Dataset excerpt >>

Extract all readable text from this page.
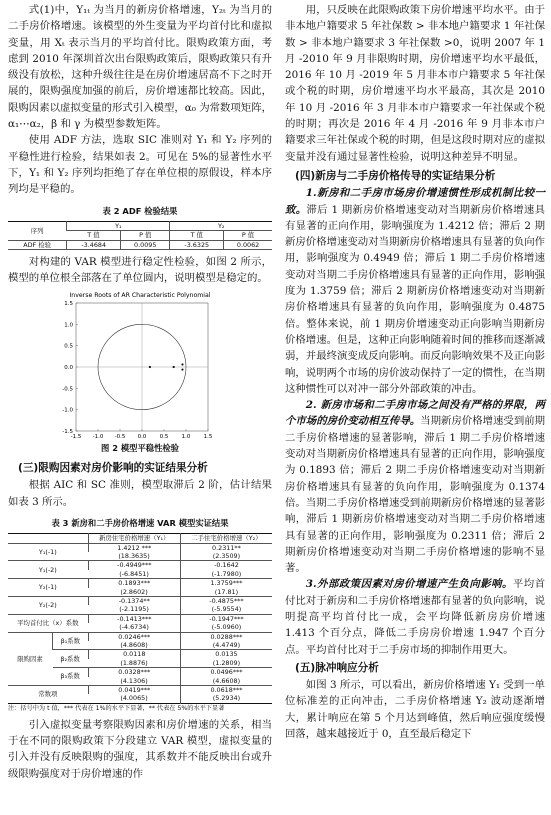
式(1)中，Y₁ₜ 为当月的新房价格增速，Y₂ₜ 为当月的二手房价格增速。该模型的外生变量为平均首付比和虚拟变量，用 Xₜ 表示当月的平均首付比。限购政策方面，考虑到 2010 年深圳首次出台限购政策后，限购政策只有升级没有放松，这种升级往往是在房价增速居高不下之时开展的，限购强度加强的前后，房价增速都比较高。因此，限购因素以虚拟变量的形式引入模型，α₀ 为常数项矩阵，α₁⋯α₂，β 和 γ 为模型参数矩阵。

使用 ADF 方法，选取 SIC 准则对 Y₁ 和 Y₂ 序列的平稳性进行检验，结果如表 2。可见在 5%的显著性水平下，Y₁ 和 Y₂ 序列均拒绝了存在单位根的原假设，样本序列均是平稳的。

表 2 ADF 检验结果
序列	Y₁		Y₂	
	T 值	P 值	T 值	P 值
ADF 检验	-3.4684	0.0095	-3.6325	0.0062

对构建的 VAR 模型进行稳定性检验，如图 2 所示，模型的单位根全部落在了单位圆内，说明模型是稳定的。

Inverse Roots of AR Characteristic Polynomial
1.5
1.0
0.5
0.0
-0.5
-1.0
-1.5
-1.5 -1.0 -0.5 0.0 0.5 1.0 1.5
图 2 模型平稳性检验
(三)限购因素对房价影响的实证结果分析

根据 AIC 和 SC 准则，模型取滞后 2 阶，估计结果如表 3 所示。

表 3 新房和二手房价格增速 VAR 模型实证结果
		新房住宅价格增速（Y₁）	二手住宅价格增速（Y₂）
Y₁(-1)		1.4212 ***	0.2311**
		(18.3635)	(2.3509)
Y₁(-2)		-0.4949***	-0.1642
		(-6.8451)	(-1.7980)
Y₂(-1)		0.1893***	1.3759***
		(2.8602)	(17.81)
Y₂(-2)		-0.1374**	-0.4875***
		(-2.1195)	(-5.9554)
平均首付比（x）系数		-0.1413***	-0.1947***
		(-4.6734)	(-5.0960)
限购因素	β₁系数	0.0246***	0.0288***
		(4.8608)	(4.4749)
	β₂系数	0.0118	0.0135
		(1.8876)	(1.2809)
	β₃系数	0.0328***	0.0496***
		(4.1306)	(4.6608)
常数项		0.0419***	0.0618***
		(4.0065)	(5.2934)
注：括号中为 t 值，*** 代表在 1%的水平下显著，** 代表在 5%的水平下显著

引入虚拟变量考察限购因素和房价增速的关系，相当于在不同的限购政策下分段建立 VAR 模型，虚拟变量的引入并没有反映限购的强度，其系数并不能反映出台或升级限购强度对于房价增速的作

用，只反映在此限购政策下房价增速平均水平。由于非本地户籍要求 5 年社保数 > 非本地户籍要求 1 年社保数 > 非本地户籍要求 3 年社保数 >0，说明 2007 年 1 月 -2010 年 9 月非限购时期，房价增速平均水平最低，2016 年 10 月 -2019 年 5 月非本市户籍要求 5 年社保或个税的时期，房价增速平均水平最高，其次是 2010 年 10 月 -2016 年 3 月非本市户籍要求一年社保或个税的时期；再次是 2016 年 4 月 -2016 年 9 月非本市户籍要求三年社保或个税的时期，但是这段时期对应的虚拟变量并没有通过显著性检验，说明这种差异不明显。

(四)新房与二手房价格传导的实证结果分析

1.新房和二手房市场房价增速惯性形成机制比较一致。滞后 1 期新房价格增速变动对当期新房价格增速具有显著的正向作用，影响强度为 1.4212 倍；滞后 2 期新房价格增速变动对当期新房价格增速具有显著的负向作用，影响强度为 0.4949 倍；滞后 1 期二手房价格增速变动对当期二手房价格增速具有显著的正向作用，影响强度为 1.3759 倍；滞后 2 期新房价格增速变动对当期新房价格增速具有显著的负向作用，影响强度为 0.4875 倍。整体来说，前 1 期房价增速变动正向影响当期新房价格增速。但是，这种正向影响随着时间的推移而逐渐减弱，并最终演变成反向影响。而反向影响效果不及正向影响，说明两个市场的房价波动保持了一定的惯性，在当期这种惯性可以对冲一部分外部政策的冲击。

2. 新房市场和二手房市场之间没有严格的界限，两个市场的房价变动相互传导。当期新房价格增速受到前期二手房价格增速的显著影响，滞后 1 期二手房价格增速变动对当期新房价格增速具有显著的正向作用，影响强度为 0.1893 倍；滞后 2 期二手房价格增速变动对当期新房价格增速具有显著的负向作用，影响强度为 0.1374 倍。当期二手房价格增速受到前期新房价格增速的显著影响，滞后 1 期新房价格增速变动对当期二手房价格增速具有显著的正向作用，影响强度为 0.2311 倍；滞后 2 期新房价格增速变动对当期二手房价格增速的影响不显著。

3.外部政策因素对房价增速产生负向影响。平均首付比对于新房和二手房价格增速都有显著的负向影响，说明提高平均首付比一成，会平均降低新房房价增速 1.413 个百分点，降低二手房房价增速 1.947 个百分点。平均首付比对于二手房市场的抑制作用更大。

(五)脉冲响应分析

如图 3 所示，可以看出，新房价格增速 Y₁ 受到一单位标准差的正向冲击，二手房价格增速 Y₂ 波动逐渐增大，累计响应在第 5 个月达到峰值，然后响应强度缓慢回落，越来越接近于 0，直至最后稳定下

THE REQUEST >>
Set every line down exactly as written, leaving each picture out.

WRITTEN REPLY >>
Extract all readable text from this page.
式(1)中，Y₁ₜ 为当月的新房价格增速，Y₂ₜ 为当月的二手房价格增速。该模型的外生变量为平均首付比和虚拟变量，用 Xₜ 表示当月的平均首付比。限购政策方面，考虑到 2010 年深圳首次出台限购政策后，限购政策只有升级没有放松，这种升级往往是在房价增速居高不下之时开展的，限购强度加强的前后，房价增速都比较高。因此，限购因素以虚拟变量的形式引入模型，α₀ 为常数项矩阵，α₁⋯α₂，β 和 γ 为模型参数矩阵。

使用 ADF 方法，选取 SIC 准则对 Y₁ 和 Y₂ 序列的平稳性进行检验，结果如表 2。可见在 5%的显著性水平下，Y₁ 和 Y₂ 序列均拒绝了存在单位根的原假设，样本序列均是平稳的。

表 2 ADF 检验结果
序列	Y₁		Y₂	
	T 值	P 值	T 值	P 值
ADF 检验	-3.4684	0.0095	-3.6325	0.0062

对构建的 VAR 模型进行稳定性检验，如图 2 所示，模型的单位根全部落在了单位圆内，说明模型是稳定的。

Inverse Roots of AR Characteristic Polynomial
1.5
1.0
0.5
0.0
-0.5
-1.0
-1.5
-1.5 -1.0 -0.5 0.0 0.5 1.0 1.5
图 2 模型平稳性检验
(三)限购因素对房价影响的实证结果分析

根据 AIC 和 SC 准则，模型取滞后 2 阶，估计结果如表 3 所示。

表 3 新房和二手房价格增速 VAR 模型实证结果
		新房住宅价格增速（Y₁）	二手住宅价格增速（Y₂）
Y₁(-1)		1.4212 ***	0.2311**
		(18.3635)	(2.3509)
Y₁(-2)		-0.4949***	-0.1642
		(-6.8451)	(-1.7980)
Y₂(-1)		0.1893***	1.3759***
		(2.8602)	(17.81)
Y₂(-2)		-0.1374**	-0.4875***
		(-2.1195)	(-5.9554)
平均首付比（x）系数		-0.1413***	-0.1947***
		(-4.6734)	(-5.0960)
限购因素	β₁系数	0.0246***	0.0288***
		(4.8608)	(4.4749)
	β₂系数	0.0118	0.0135
		(1.8876)	(1.2809)
	β₃系数	0.0328***	0.0496***
		(4.1306)	(4.6608)
常数项		0.0419***	0.0618***
		(4.0065)	(5.2934)
注：括号中为 t 值，*** 代表在 1%的水平下显著，** 代表在 5%的水平下显著

引入虚拟变量考察限购因素和房价增速的关系，相当于在不同的限购政策下分段建立 VAR 模型，虚拟变量的引入并没有反映限购的强度，其系数并不能反映出台或升级限购强度对于房价增速的作

用，只反映在此限购政策下房价增速平均水平。由于非本地户籍要求 5 年社保数 > 非本地户籍要求 1 年社保数 > 非本地户籍要求 3 年社保数 >0，说明 2007 年 1 月 -2010 年 9 月非限购时期，房价增速平均水平最低，2016 年 10 月 -2019 年 5 月非本市户籍要求 5 年社保或个税的时期，房价增速平均水平最高，其次是 2010 年 10 月 -2016 年 3 月非本市户籍要求一年社保或个税的时期；再次是 2016 年 4 月 -2016 年 9 月非本市户籍要求三年社保或个税的时期，但是这段时期对应的虚拟变量并没有通过显著性检验，说明这种差异不明显。

(四)新房与二手房价格传导的实证结果分析

1.新房和二手房市场房价增速惯性形成机制比较一致。滞后 1 期新房价格增速变动对当期新房价格增速具有显著的正向作用，影响强度为 1.4212 倍；滞后 2 期新房价格增速变动对当期新房价格增速具有显著的负向作用，影响强度为 0.4949 倍；滞后 1 期二手房价格增速变动对当期二手房价格增速具有显著的正向作用，影响强度为 1.3759 倍；滞后 2 期新房价格增速变动对当期新房价格增速具有显著的负向作用，影响强度为 0.4875 倍。整体来说，前 1 期房价增速变动正向影响当期新房价格增速。但是，这种正向影响随着时间的推移而逐渐减弱，并最终演变成反向影响。而反向影响效果不及正向影响，说明两个市场的房价波动保持了一定的惯性，在当期这种惯性可以对冲一部分外部政策的冲击。

2. 新房市场和二手房市场之间没有严格的界限，两个市场的房价变动相互传导。当期新房价格增速受到前期二手房价格增速的显著影响，滞后 1 期二手房价格增速变动对当期新房价格增速具有显著的正向作用，影响强度为 0.1893 倍；滞后 2 期二手房价格增速变动对当期新房价格增速具有显著的负向作用，影响强度为 0.1374 倍。当期二手房价格增速受到前期新房价格增速的显著影响，滞后 1 期新房价格增速变动对当期二手房价格增速具有显著的正向作用，影响强度为 0.2311 倍；滞后 2 期新房价格增速变动对当期二手房价格增速的影响不显著。

3.外部政策因素对房价增速产生负向影响。平均首付比对于新房和二手房价格增速都有显著的负向影响，说明提高平均首付比一成，会平均降低新房房价增速 1.413 个百分点，降低二手房房价增速 1.947 个百分点。平均首付比对于二手房市场的抑制作用更大。

(五)脉冲响应分析

如图 3 所示，可以看出，新房价格增速 Y₁ 受到一单位标准差的正向冲击，二手房价格增速 Y₂ 波动逐渐增大，累计响应在第 5 个月达到峰值，然后响应强度缓慢回落，越来越接近于 0，直至最后稳定下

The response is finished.